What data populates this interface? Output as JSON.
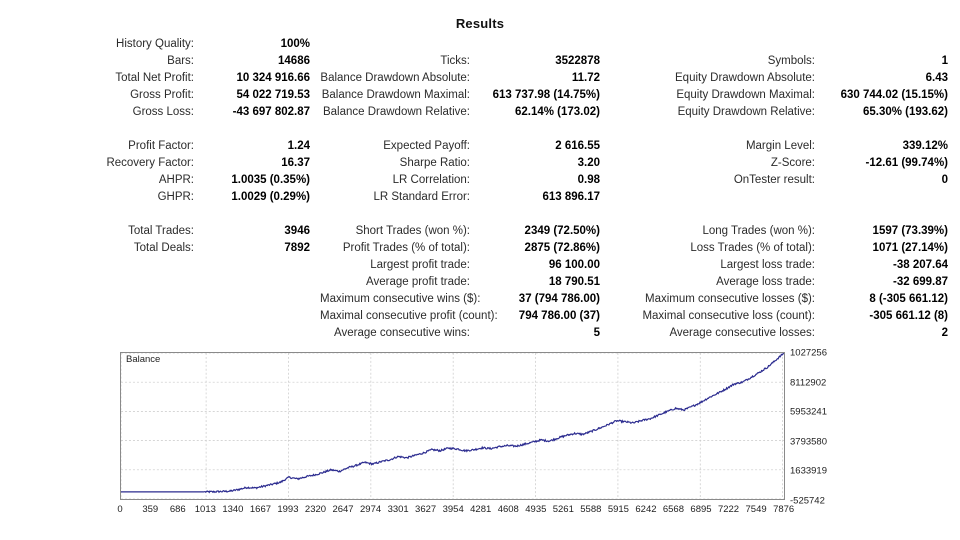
{
  "title": "Results",
  "columns": {
    "left": [
      {
        "label": "History Quality:",
        "value": "100%"
      },
      {
        "label": "Bars:",
        "value": "14686"
      },
      {
        "label": "Total Net Profit:",
        "value": "10 324 916.66"
      },
      {
        "label": "Gross Profit:",
        "value": "54 022 719.53"
      },
      {
        "label": "Gross Loss:",
        "value": "-43 697 802.87"
      },
      {
        "spacer": true
      },
      {
        "label": "Profit Factor:",
        "value": "1.24"
      },
      {
        "label": "Recovery Factor:",
        "value": "16.37"
      },
      {
        "label": "AHPR:",
        "value": "1.0035 (0.35%)"
      },
      {
        "label": "GHPR:",
        "value": "1.0029 (0.29%)"
      },
      {
        "spacer": true
      },
      {
        "label": "Total Trades:",
        "value": "3946"
      },
      {
        "label": "Total Deals:",
        "value": "7892"
      }
    ],
    "middle": [
      {
        "spacer": true
      },
      {
        "label": "Ticks:",
        "value": "3522878"
      },
      {
        "label": "Balance Drawdown Absolute:",
        "value": "11.72"
      },
      {
        "label": "Balance Drawdown Maximal:",
        "value": "613 737.98 (14.75%)"
      },
      {
        "label": "Balance Drawdown Relative:",
        "value": "62.14% (173.02)"
      },
      {
        "spacer": true
      },
      {
        "label": "Expected Payoff:",
        "value": "2 616.55"
      },
      {
        "label": "Sharpe Ratio:",
        "value": "3.20"
      },
      {
        "label": "LR Correlation:",
        "value": "0.98"
      },
      {
        "label": "LR Standard Error:",
        "value": "613 896.17"
      },
      {
        "spacer": true
      },
      {
        "label": "Short Trades (won %):",
        "value": "2349 (72.50%)"
      },
      {
        "label": "Profit Trades (% of total):",
        "value": "2875 (72.86%)"
      },
      {
        "label": "Largest profit trade:",
        "value": "96 100.00"
      },
      {
        "label": "Average profit trade:",
        "value": "18 790.51"
      },
      {
        "label": "Maximum consecutive wins ($):",
        "value": "37 (794 786.00)"
      },
      {
        "label": "Maximal consecutive profit (count):",
        "value": "794 786.00 (37)"
      },
      {
        "label": "Average consecutive wins:",
        "value": "5"
      }
    ],
    "right": [
      {
        "spacer": true
      },
      {
        "label": "Symbols:",
        "value": "1"
      },
      {
        "label": "Equity Drawdown Absolute:",
        "value": "6.43"
      },
      {
        "label": "Equity Drawdown Maximal:",
        "value": "630 744.02 (15.15%)"
      },
      {
        "label": "Equity Drawdown Relative:",
        "value": "65.30% (193.62)"
      },
      {
        "spacer": true
      },
      {
        "label": "Margin Level:",
        "value": "339.12%"
      },
      {
        "label": "Z-Score:",
        "value": "-12.61 (99.74%)"
      },
      {
        "label": "OnTester result:",
        "value": "0"
      },
      {
        "spacer": true
      },
      {
        "spacer": true
      },
      {
        "label": "Long Trades (won %):",
        "value": "1597 (73.39%)"
      },
      {
        "label": "Loss Trades (% of total):",
        "value": "1071 (27.14%)"
      },
      {
        "label": "Largest loss trade:",
        "value": "-38 207.64"
      },
      {
        "label": "Average loss trade:",
        "value": "-32 699.87"
      },
      {
        "label": "Maximum consecutive losses ($):",
        "value": "8 (-305 661.12)"
      },
      {
        "label": "Maximal consecutive loss (count):",
        "value": "-305 661.12 (8)"
      },
      {
        "label": "Average consecutive losses:",
        "value": "2"
      }
    ]
  },
  "chart_data": {
    "type": "line",
    "title": "",
    "legend": "Balance",
    "legend_position": "top-left",
    "grid": true,
    "line_color": "#2b2b8f",
    "xlabel": "",
    "ylabel": "",
    "xlim": [
      0,
      7892
    ],
    "ylim": [
      -525742,
      10272563
    ],
    "ytick_labels": [
      "1027256",
      "8112902",
      "5953241",
      "3793580",
      "1633919",
      "-525742"
    ],
    "ytick_values": [
      10272563,
      8112902,
      5953241,
      3793580,
      1633919,
      -525742
    ],
    "xtick_labels": [
      "0",
      "359",
      "686",
      "1013",
      "1340",
      "1667",
      "1993",
      "2320",
      "2647",
      "2974",
      "3301",
      "3627",
      "3954",
      "4281",
      "4608",
      "4935",
      "5261",
      "5588",
      "5915",
      "6242",
      "6568",
      "6895",
      "7222",
      "7549",
      "7876"
    ],
    "xtick_values": [
      0,
      359,
      686,
      1013,
      1340,
      1667,
      1993,
      2320,
      2647,
      2974,
      3301,
      3627,
      3954,
      4281,
      4608,
      4935,
      5261,
      5588,
      5915,
      6242,
      6568,
      6895,
      7222,
      7549,
      7876
    ],
    "series": [
      {
        "name": "Balance",
        "x": [
          0,
          200,
          400,
          600,
          800,
          1000,
          1100,
          1200,
          1300,
          1400,
          1500,
          1600,
          1700,
          1800,
          1900,
          2000,
          2100,
          2200,
          2300,
          2400,
          2500,
          2600,
          2700,
          2800,
          2900,
          3000,
          3100,
          3200,
          3300,
          3400,
          3500,
          3600,
          3700,
          3800,
          3900,
          4000,
          4100,
          4200,
          4300,
          4400,
          4500,
          4600,
          4700,
          4800,
          4900,
          5000,
          5100,
          5200,
          5300,
          5400,
          5500,
          5600,
          5700,
          5800,
          5900,
          6000,
          6100,
          6200,
          6300,
          6400,
          6500,
          6600,
          6700,
          6800,
          6900,
          7000,
          7100,
          7200,
          7300,
          7400,
          7500,
          7600,
          7700,
          7800,
          7892
        ],
        "y": [
          0,
          0,
          0,
          0,
          0,
          0,
          8000,
          30000,
          55000,
          180000,
          330000,
          290000,
          420000,
          560000,
          720000,
          1080000,
          960000,
          1120000,
          1250000,
          1420000,
          1630000,
          1520000,
          1780000,
          1960000,
          2180000,
          2060000,
          2240000,
          2380000,
          2620000,
          2520000,
          2700000,
          2880000,
          3120000,
          3050000,
          3240000,
          3180000,
          3040000,
          3120000,
          3260000,
          3200000,
          3340000,
          3420000,
          3380000,
          3520000,
          3680000,
          3840000,
          3760000,
          3980000,
          4180000,
          4320000,
          4260000,
          4480000,
          4720000,
          4980000,
          5260000,
          5180000,
          5100000,
          5280000,
          5420000,
          5680000,
          5940000,
          6180000,
          6060000,
          6320000,
          6620000,
          6980000,
          7280000,
          7620000,
          7980000,
          8120000,
          8480000,
          8840000,
          9240000,
          9780000,
          10272563
        ]
      }
    ]
  }
}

### INSTRUCTIONS TO FOLLOW
Show every line from the entries above in which "Equity" appears.

### ANSWER TO THE TASK
        "label": "Equity Drawdown Absolute:",
        "label": "Equity Drawdown Maximal:",
        "label": "Equity Drawdown Relative:",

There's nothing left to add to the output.